What you have to do = Locate the lines that hold the string "adult". Copy every such line.

Recorded data =
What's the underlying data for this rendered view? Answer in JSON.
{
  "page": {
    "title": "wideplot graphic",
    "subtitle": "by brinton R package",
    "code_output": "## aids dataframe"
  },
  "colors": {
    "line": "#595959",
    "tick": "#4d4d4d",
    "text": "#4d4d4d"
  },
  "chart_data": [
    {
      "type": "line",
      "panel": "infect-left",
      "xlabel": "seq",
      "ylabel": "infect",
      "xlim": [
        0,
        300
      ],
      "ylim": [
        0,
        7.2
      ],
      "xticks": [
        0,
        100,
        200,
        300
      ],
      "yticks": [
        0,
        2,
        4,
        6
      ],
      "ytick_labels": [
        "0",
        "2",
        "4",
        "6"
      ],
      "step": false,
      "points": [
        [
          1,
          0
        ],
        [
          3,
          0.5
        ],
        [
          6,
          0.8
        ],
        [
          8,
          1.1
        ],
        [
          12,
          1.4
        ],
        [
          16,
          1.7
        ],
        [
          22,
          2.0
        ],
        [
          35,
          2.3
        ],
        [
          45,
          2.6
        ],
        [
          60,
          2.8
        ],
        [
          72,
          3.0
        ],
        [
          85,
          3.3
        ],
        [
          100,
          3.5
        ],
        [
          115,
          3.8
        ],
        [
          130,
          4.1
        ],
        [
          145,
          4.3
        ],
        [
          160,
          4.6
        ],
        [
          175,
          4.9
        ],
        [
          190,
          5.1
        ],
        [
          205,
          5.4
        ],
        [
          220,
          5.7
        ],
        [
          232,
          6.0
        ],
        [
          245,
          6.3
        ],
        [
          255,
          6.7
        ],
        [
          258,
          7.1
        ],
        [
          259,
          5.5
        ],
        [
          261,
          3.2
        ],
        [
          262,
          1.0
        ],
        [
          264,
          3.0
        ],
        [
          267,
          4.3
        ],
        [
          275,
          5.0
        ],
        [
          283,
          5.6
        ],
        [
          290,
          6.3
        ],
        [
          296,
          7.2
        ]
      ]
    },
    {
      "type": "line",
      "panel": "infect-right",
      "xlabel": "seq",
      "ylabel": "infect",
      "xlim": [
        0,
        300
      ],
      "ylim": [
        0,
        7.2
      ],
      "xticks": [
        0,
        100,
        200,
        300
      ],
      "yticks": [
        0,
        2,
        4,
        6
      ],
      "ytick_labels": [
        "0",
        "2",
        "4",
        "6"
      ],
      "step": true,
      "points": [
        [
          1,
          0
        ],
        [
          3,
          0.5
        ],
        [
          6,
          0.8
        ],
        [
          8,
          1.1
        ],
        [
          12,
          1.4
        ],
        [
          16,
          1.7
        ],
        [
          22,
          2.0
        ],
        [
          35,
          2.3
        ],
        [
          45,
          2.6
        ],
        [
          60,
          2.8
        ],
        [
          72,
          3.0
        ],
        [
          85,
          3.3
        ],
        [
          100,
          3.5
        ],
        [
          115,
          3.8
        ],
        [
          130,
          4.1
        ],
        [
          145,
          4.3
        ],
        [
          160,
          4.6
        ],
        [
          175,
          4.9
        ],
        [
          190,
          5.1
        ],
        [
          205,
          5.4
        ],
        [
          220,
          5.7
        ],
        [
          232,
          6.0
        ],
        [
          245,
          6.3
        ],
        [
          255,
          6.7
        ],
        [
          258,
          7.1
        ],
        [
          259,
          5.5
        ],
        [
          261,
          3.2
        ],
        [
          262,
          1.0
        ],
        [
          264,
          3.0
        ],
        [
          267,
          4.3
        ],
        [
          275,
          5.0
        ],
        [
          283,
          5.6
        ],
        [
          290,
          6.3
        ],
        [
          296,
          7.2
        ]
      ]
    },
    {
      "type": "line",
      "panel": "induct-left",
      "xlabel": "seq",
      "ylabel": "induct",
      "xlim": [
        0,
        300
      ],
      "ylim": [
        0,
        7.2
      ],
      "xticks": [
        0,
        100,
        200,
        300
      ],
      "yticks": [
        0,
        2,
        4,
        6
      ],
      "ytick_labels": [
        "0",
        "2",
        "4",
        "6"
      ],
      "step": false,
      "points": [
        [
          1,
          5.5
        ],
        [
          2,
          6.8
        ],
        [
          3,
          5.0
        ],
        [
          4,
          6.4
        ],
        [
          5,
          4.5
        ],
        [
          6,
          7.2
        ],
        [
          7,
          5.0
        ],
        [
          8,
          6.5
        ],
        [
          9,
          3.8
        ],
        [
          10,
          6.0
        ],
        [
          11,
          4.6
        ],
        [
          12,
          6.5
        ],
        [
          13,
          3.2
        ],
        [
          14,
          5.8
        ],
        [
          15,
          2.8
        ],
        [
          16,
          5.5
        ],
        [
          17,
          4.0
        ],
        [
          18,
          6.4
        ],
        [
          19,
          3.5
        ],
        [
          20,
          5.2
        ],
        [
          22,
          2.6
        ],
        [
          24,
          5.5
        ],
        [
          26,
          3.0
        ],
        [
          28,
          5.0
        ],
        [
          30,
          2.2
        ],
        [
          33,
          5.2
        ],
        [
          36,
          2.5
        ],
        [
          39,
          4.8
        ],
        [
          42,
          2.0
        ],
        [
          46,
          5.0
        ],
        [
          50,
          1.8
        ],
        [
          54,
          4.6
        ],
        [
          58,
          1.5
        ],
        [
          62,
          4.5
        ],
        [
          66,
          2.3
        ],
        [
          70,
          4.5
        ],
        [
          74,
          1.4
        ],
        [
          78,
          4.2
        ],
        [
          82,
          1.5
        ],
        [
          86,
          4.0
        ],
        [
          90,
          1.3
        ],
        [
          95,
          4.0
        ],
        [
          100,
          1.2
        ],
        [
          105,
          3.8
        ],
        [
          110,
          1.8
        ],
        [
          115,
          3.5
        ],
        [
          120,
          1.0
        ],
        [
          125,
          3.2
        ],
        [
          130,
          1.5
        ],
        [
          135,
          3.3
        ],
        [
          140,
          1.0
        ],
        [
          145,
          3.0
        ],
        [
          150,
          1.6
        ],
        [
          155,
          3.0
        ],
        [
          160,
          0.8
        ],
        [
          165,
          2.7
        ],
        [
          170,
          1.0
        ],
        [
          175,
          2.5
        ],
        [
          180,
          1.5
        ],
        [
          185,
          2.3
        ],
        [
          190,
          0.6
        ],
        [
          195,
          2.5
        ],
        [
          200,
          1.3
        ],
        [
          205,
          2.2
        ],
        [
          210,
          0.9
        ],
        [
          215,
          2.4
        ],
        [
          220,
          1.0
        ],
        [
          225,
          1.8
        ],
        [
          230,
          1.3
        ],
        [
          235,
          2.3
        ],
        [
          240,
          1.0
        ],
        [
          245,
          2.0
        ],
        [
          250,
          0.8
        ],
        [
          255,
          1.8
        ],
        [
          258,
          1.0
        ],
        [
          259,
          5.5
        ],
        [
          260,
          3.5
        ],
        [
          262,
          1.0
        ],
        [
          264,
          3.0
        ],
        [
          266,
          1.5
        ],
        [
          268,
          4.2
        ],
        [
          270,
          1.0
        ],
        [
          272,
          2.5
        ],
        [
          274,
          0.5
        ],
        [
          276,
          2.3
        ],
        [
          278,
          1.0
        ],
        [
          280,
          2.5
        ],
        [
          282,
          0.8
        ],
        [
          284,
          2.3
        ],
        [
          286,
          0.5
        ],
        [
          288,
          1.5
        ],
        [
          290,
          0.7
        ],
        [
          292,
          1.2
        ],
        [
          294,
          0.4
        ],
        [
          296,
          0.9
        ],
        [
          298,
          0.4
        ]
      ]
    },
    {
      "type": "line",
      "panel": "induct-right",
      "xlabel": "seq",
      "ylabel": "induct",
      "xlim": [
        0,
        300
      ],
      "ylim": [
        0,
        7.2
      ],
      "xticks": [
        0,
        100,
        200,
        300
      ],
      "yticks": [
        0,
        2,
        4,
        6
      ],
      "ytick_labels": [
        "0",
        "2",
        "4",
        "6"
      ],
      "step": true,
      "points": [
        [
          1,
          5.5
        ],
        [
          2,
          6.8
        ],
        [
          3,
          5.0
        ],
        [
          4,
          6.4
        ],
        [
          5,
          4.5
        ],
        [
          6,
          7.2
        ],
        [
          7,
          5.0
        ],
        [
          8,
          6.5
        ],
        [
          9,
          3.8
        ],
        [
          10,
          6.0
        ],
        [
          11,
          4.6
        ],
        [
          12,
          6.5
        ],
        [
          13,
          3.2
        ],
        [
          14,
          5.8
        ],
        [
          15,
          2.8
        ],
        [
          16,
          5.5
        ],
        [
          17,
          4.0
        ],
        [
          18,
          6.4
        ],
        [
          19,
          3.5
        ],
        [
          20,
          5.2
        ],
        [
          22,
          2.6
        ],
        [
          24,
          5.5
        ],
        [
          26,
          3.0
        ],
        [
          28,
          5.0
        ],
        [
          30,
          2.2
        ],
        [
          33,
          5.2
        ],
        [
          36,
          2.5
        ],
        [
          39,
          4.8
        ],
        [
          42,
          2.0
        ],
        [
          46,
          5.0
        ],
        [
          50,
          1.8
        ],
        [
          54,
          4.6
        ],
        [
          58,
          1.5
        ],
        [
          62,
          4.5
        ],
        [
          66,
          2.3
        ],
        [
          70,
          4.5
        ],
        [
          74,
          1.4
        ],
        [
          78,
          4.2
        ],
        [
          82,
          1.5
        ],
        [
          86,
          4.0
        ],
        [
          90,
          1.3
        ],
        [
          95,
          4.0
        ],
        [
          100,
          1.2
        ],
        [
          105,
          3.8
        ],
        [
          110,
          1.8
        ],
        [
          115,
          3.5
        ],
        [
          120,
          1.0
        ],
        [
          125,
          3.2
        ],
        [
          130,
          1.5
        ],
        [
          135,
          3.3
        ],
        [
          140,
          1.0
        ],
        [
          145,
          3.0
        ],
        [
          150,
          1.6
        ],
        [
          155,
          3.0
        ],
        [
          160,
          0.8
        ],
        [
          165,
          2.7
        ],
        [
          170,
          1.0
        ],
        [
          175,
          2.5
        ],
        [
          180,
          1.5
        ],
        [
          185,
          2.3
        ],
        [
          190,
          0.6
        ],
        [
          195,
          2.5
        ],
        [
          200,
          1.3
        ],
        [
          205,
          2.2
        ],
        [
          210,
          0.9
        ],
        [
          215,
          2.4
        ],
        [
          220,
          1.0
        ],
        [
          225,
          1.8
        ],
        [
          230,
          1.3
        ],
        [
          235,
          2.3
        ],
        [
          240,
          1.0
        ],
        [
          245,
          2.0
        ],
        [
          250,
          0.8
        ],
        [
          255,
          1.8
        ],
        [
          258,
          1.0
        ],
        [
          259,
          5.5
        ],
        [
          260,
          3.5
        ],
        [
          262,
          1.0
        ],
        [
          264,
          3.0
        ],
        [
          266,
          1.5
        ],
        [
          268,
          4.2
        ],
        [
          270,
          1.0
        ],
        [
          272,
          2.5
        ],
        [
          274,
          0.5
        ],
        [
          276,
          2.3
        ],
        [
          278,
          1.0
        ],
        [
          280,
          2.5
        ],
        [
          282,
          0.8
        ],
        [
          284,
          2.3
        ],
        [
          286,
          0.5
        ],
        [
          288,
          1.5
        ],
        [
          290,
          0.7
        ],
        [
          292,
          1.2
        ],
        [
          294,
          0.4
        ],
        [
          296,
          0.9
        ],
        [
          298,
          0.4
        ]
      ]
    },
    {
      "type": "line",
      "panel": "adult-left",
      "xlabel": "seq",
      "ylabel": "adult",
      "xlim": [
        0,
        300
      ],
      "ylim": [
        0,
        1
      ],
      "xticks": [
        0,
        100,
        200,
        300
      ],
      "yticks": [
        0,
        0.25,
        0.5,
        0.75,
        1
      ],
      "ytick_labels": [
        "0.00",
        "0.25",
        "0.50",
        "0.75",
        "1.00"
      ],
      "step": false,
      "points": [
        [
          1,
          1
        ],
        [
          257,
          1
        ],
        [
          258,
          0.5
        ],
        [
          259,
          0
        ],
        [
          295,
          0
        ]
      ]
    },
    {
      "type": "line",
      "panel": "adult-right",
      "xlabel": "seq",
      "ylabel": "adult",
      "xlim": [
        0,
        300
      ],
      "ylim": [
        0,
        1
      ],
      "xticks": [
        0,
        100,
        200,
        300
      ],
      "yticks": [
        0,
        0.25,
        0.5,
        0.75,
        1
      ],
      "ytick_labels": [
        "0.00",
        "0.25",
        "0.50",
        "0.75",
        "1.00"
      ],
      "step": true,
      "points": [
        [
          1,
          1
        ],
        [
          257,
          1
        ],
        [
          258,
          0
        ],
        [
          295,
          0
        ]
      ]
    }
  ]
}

Reply =
      "panel": "adult-left",
      "ylabel": "adult",
      "panel": "adult-right",
      "ylabel": "adult",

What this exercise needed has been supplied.